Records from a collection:
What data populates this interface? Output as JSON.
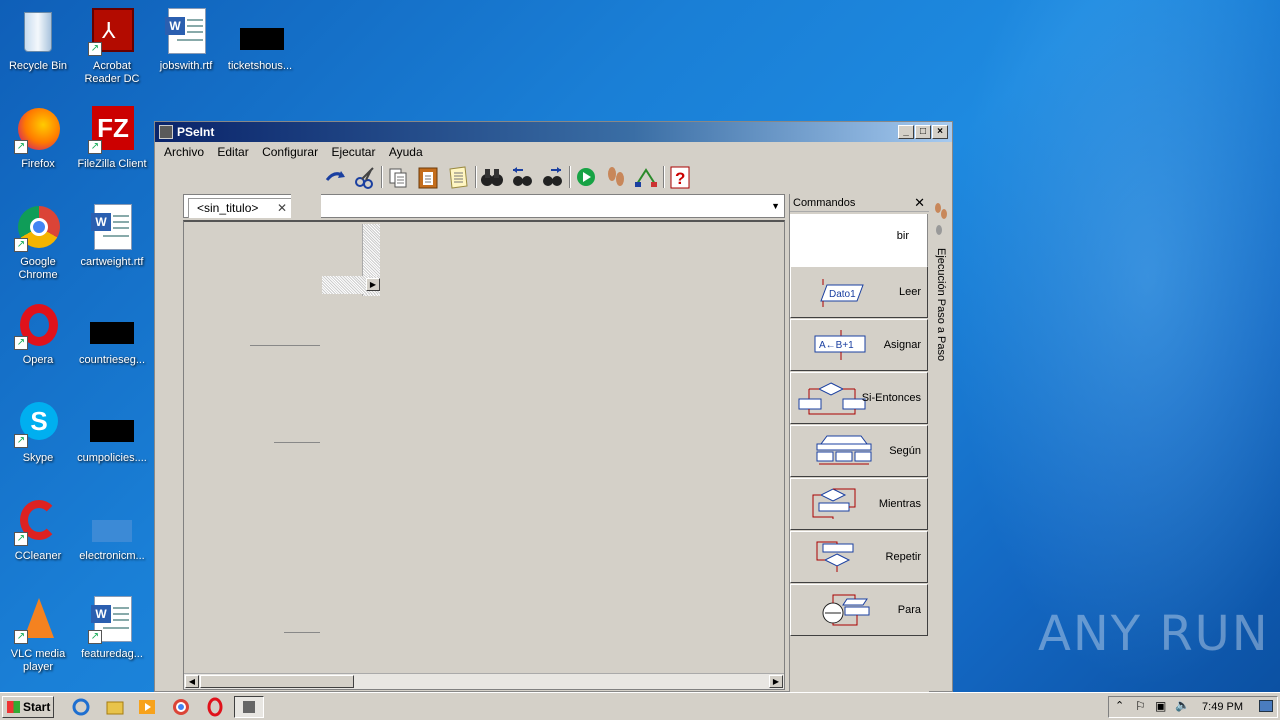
{
  "desktop": {
    "icons": [
      {
        "label": "Recycle Bin"
      },
      {
        "label": "Acrobat Reader DC"
      },
      {
        "label": "jobswith.rtf"
      },
      {
        "label": "ticketshous..."
      },
      {
        "label": "Firefox"
      },
      {
        "label": "FileZilla Client"
      },
      {
        "label": "Google Chrome"
      },
      {
        "label": "cartweight.rtf"
      },
      {
        "label": "Opera"
      },
      {
        "label": "countrieseg..."
      },
      {
        "label": "Skype"
      },
      {
        "label": "cumpolicies...."
      },
      {
        "label": "CCleaner"
      },
      {
        "label": "electronicm..."
      },
      {
        "label": "VLC media player"
      },
      {
        "label": "featuredag..."
      }
    ]
  },
  "window": {
    "title": "PSeInt",
    "menu": [
      "Archivo",
      "Editar",
      "Configurar",
      "Ejecutar",
      "Ayuda"
    ],
    "tab": {
      "label": "<sin_titulo>",
      "close": "✕"
    },
    "commands_panel": {
      "title": "Commandos",
      "close": "✕",
      "partial_label": "bir",
      "items": [
        {
          "label": "Leer",
          "icon_text": "Dato1"
        },
        {
          "label": "Asignar",
          "icon_text": "A←B+1"
        },
        {
          "label": "Si-Entonces"
        },
        {
          "label": "Según"
        },
        {
          "label": "Mientras"
        },
        {
          "label": "Repetir"
        },
        {
          "label": "Para"
        }
      ]
    },
    "side_label": "Ejecución Paso a Paso"
  },
  "taskbar": {
    "start_label": "Start",
    "clock": "7:49 PM"
  },
  "watermark": "ANY RUN",
  "colors": {
    "titlebar": "#0a246a",
    "desktop": "#1a7fd6",
    "chrome": "#d4d0c8"
  }
}
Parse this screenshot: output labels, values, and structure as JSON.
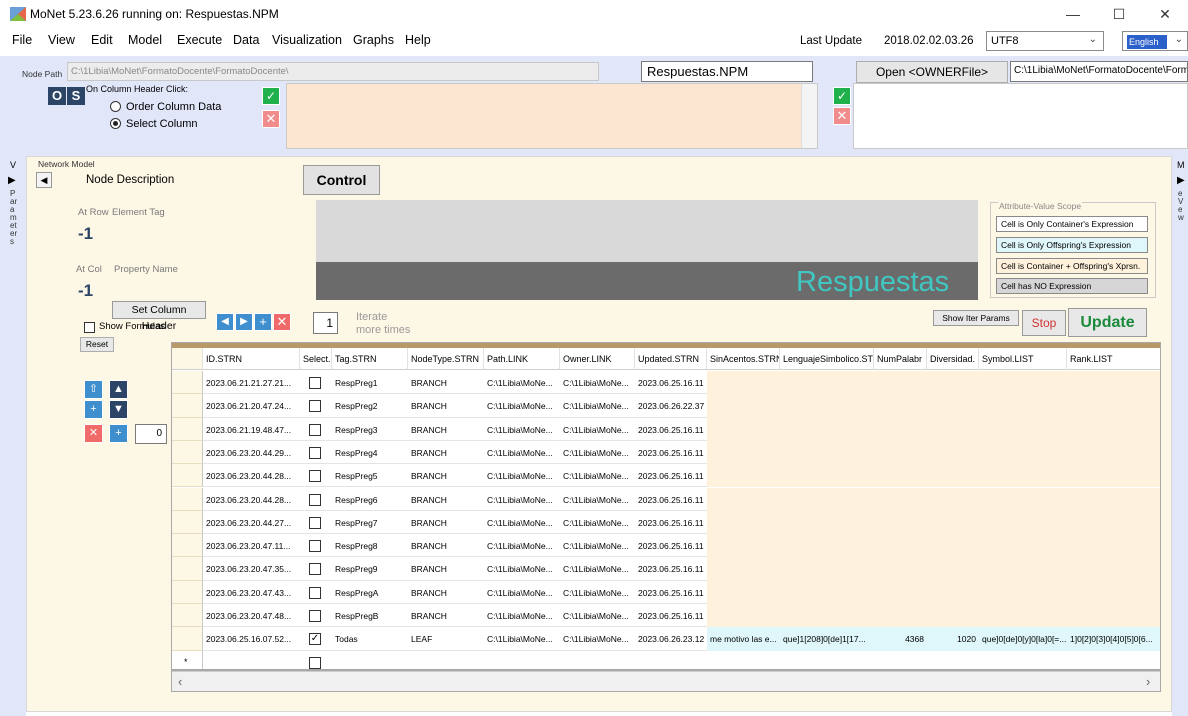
{
  "window": {
    "title": "MoNet 5.23.6.26 running on: Respuestas.NPM",
    "minimize": "—",
    "maximize": "☐",
    "close": "✕"
  },
  "menu": [
    "File",
    "View",
    "Edit",
    "Model",
    "Execute",
    "Data",
    "Visualization",
    "Graphs",
    "Help"
  ],
  "header": {
    "last_update_label": "Last Update",
    "last_update_value": "2018.02.02.03.26",
    "encoding": "UTF8",
    "language": "English"
  },
  "nodepath": {
    "label": "Node Path",
    "value": "C:\\1Libia\\MoNet\\FormatoDocente\\FormatoDocente\\",
    "filename": "Respuestas.NPM",
    "open_owner": "Open <OWNERFile>",
    "owner_path": "C:\\1Libia\\MoNet\\FormatoDocente\\FormatoDocente\\"
  },
  "buttons_os": [
    "O",
    "S"
  ],
  "column_header_click": {
    "label": "On Column Header Click:",
    "options": [
      "Order Column Data",
      "Select Column"
    ],
    "selected": 1
  },
  "sidestrip_left": {
    "top_letter": "V",
    "letters": [
      "P",
      "ar",
      "a",
      "m",
      "et",
      "er",
      "s"
    ]
  },
  "sidestrip_right": {
    "top_letter": "M",
    "letters": [
      "e",
      "V",
      "e",
      "w"
    ]
  },
  "network_model": {
    "label": "Network Model",
    "node_description": "Node Description",
    "control": "Control",
    "at_row_label": "At Row",
    "element_tag_label": "Element Tag",
    "row_value": "-1",
    "at_col_label": "At Col",
    "property_name_label": "Property Name",
    "col_value": "-1",
    "node_name_display": "Respuestas"
  },
  "scope": {
    "label": "Attribute-Value Scope",
    "options": [
      {
        "text": "Cell is Only Container's Expression",
        "color": "#ffffff"
      },
      {
        "text": "Cell is Only Offspring's Expression",
        "color": "#dff6fb"
      },
      {
        "text": "Cell is Container + Offspring's Xprsn.",
        "color": "#fff2dc"
      },
      {
        "text": "Cell has NO Expression",
        "color": "#d6d6d6"
      }
    ]
  },
  "controls": {
    "set_column_header": "Set Column Header",
    "show_formulas": "Show Formulas",
    "reset": "Reset",
    "iterate_count": "1",
    "iterate_label": "Iterate",
    "more_times_label": "more times",
    "show_iter_params": "Show Iter Params",
    "stop": "Stop",
    "update": "Update",
    "row_count": "0"
  },
  "grid": {
    "columns": [
      "ID.STRN",
      "Select.",
      "Tag.STRN",
      "NodeType.STRN",
      "Path.LINK",
      "Owner.LINK",
      "Updated.STRN",
      "SinAcentos.STRN",
      "LenguajeSimbolico.ST",
      "NumPalabr",
      "Diversidad.",
      "Symbol.LIST",
      "Rank.LIST"
    ],
    "rows": [
      {
        "id": "2023.06.21.21.27.21...",
        "checked": false,
        "tag": "RespPreg1",
        "type": "BRANCH",
        "path": "C:\\1Libia\\MoNe...",
        "owner": "C:\\1Libia\\MoNe...",
        "updated": "2023.06.25.16.11",
        "sin": "",
        "leng": "",
        "num": "",
        "div": "",
        "sym": "",
        "rank": ""
      },
      {
        "id": "2023.06.21.20.47.24...",
        "checked": false,
        "tag": "RespPreg2",
        "type": "BRANCH",
        "path": "C:\\1Libia\\MoNe...",
        "owner": "C:\\1Libia\\MoNe...",
        "updated": "2023.06.26.22.37",
        "sin": "",
        "leng": "",
        "num": "",
        "div": "",
        "sym": "",
        "rank": ""
      },
      {
        "id": "2023.06.21.19.48.47...",
        "checked": false,
        "tag": "RespPreg3",
        "type": "BRANCH",
        "path": "C:\\1Libia\\MoNe...",
        "owner": "C:\\1Libia\\MoNe...",
        "updated": "2023.06.25.16.11",
        "sin": "",
        "leng": "",
        "num": "",
        "div": "",
        "sym": "",
        "rank": ""
      },
      {
        "id": "2023.06.23.20.44.29...",
        "checked": false,
        "tag": "RespPreg4",
        "type": "BRANCH",
        "path": "C:\\1Libia\\MoNe...",
        "owner": "C:\\1Libia\\MoNe...",
        "updated": "2023.06.25.16.11",
        "sin": "",
        "leng": "",
        "num": "",
        "div": "",
        "sym": "",
        "rank": ""
      },
      {
        "id": "2023.06.23.20.44.28...",
        "checked": false,
        "tag": "RespPreg5",
        "type": "BRANCH",
        "path": "C:\\1Libia\\MoNe...",
        "owner": "C:\\1Libia\\MoNe...",
        "updated": "2023.06.25.16.11",
        "sin": "",
        "leng": "",
        "num": "",
        "div": "",
        "sym": "",
        "rank": ""
      },
      {
        "id": "2023.06.23.20.44.28...",
        "checked": false,
        "tag": "RespPreg6",
        "type": "BRANCH",
        "path": "C:\\1Libia\\MoNe...",
        "owner": "C:\\1Libia\\MoNe...",
        "updated": "2023.06.25.16.11",
        "sin": "",
        "leng": "",
        "num": "",
        "div": "",
        "sym": "",
        "rank": ""
      },
      {
        "id": "2023.06.23.20.44.27...",
        "checked": false,
        "tag": "RespPreg7",
        "type": "BRANCH",
        "path": "C:\\1Libia\\MoNe...",
        "owner": "C:\\1Libia\\MoNe...",
        "updated": "2023.06.25.16.11",
        "sin": "",
        "leng": "",
        "num": "",
        "div": "",
        "sym": "",
        "rank": ""
      },
      {
        "id": "2023.06.23.20.47.11...",
        "checked": false,
        "tag": "RespPreg8",
        "type": "BRANCH",
        "path": "C:\\1Libia\\MoNe...",
        "owner": "C:\\1Libia\\MoNe...",
        "updated": "2023.06.25.16.11",
        "sin": "",
        "leng": "",
        "num": "",
        "div": "",
        "sym": "",
        "rank": ""
      },
      {
        "id": "2023.06.23.20.47.35...",
        "checked": false,
        "tag": "RespPreg9",
        "type": "BRANCH",
        "path": "C:\\1Libia\\MoNe...",
        "owner": "C:\\1Libia\\MoNe...",
        "updated": "2023.06.25.16.11",
        "sin": "",
        "leng": "",
        "num": "",
        "div": "",
        "sym": "",
        "rank": ""
      },
      {
        "id": "2023.06.23.20.47.43...",
        "checked": false,
        "tag": "RespPregA",
        "type": "BRANCH",
        "path": "C:\\1Libia\\MoNe...",
        "owner": "C:\\1Libia\\MoNe...",
        "updated": "2023.06.25.16.11",
        "sin": "",
        "leng": "",
        "num": "",
        "div": "",
        "sym": "",
        "rank": ""
      },
      {
        "id": "2023.06.23.20.47.48...",
        "checked": false,
        "tag": "RespPregB",
        "type": "BRANCH",
        "path": "C:\\1Libia\\MoNe...",
        "owner": "C:\\1Libia\\MoNe...",
        "updated": "2023.06.25.16.11",
        "sin": "",
        "leng": "",
        "num": "",
        "div": "",
        "sym": "",
        "rank": ""
      },
      {
        "id": "2023.06.25.16.07.52...",
        "checked": true,
        "tag": "Todas",
        "type": "LEAF",
        "path": "C:\\1Libia\\MoNe...",
        "owner": "C:\\1Libia\\MoNe...",
        "updated": "2023.06.26.23.12",
        "sin": "me motivo las e...",
        "leng": "que]1[208]0[de]1[17...",
        "num": "4368",
        "div": "1020",
        "sym": "que]0[de]0[y]0[la]0[=...",
        "rank": "1]0[2]0[3]0[4]0[5]0[6..."
      }
    ],
    "new_row_marker": "*",
    "scroll_left": "‹",
    "scroll_right": "›"
  },
  "colors": {
    "panel_blue": "#e1e6f9",
    "panel_cream": "#fdf7e6",
    "ok_green": "#21b14c",
    "cancel_red": "#f08c8c",
    "accent_cyan": "#40c7c2",
    "nav_blue": "#3f8fcf"
  }
}
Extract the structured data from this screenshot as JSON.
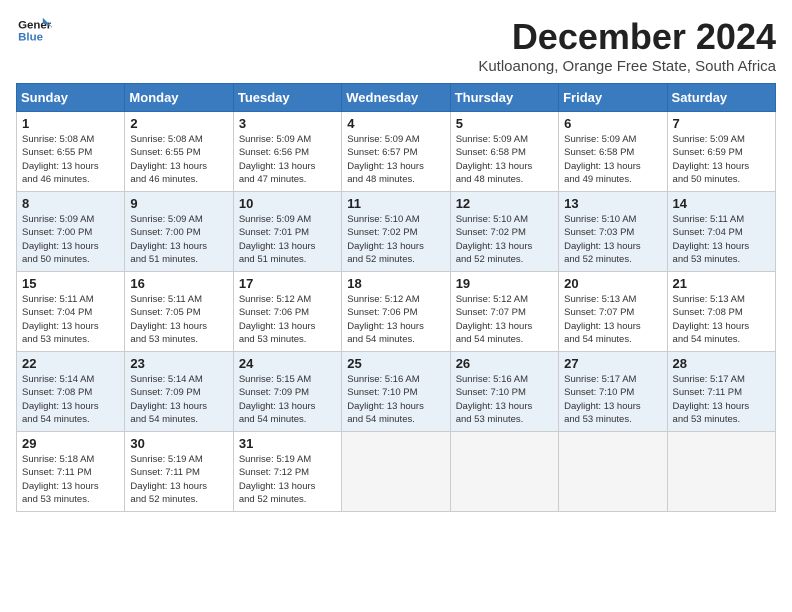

### Aim of the task:
The word "Respuestas" may appear on some lines of these records; state how many such lines there are, and nothing else.

### Result of this task:
3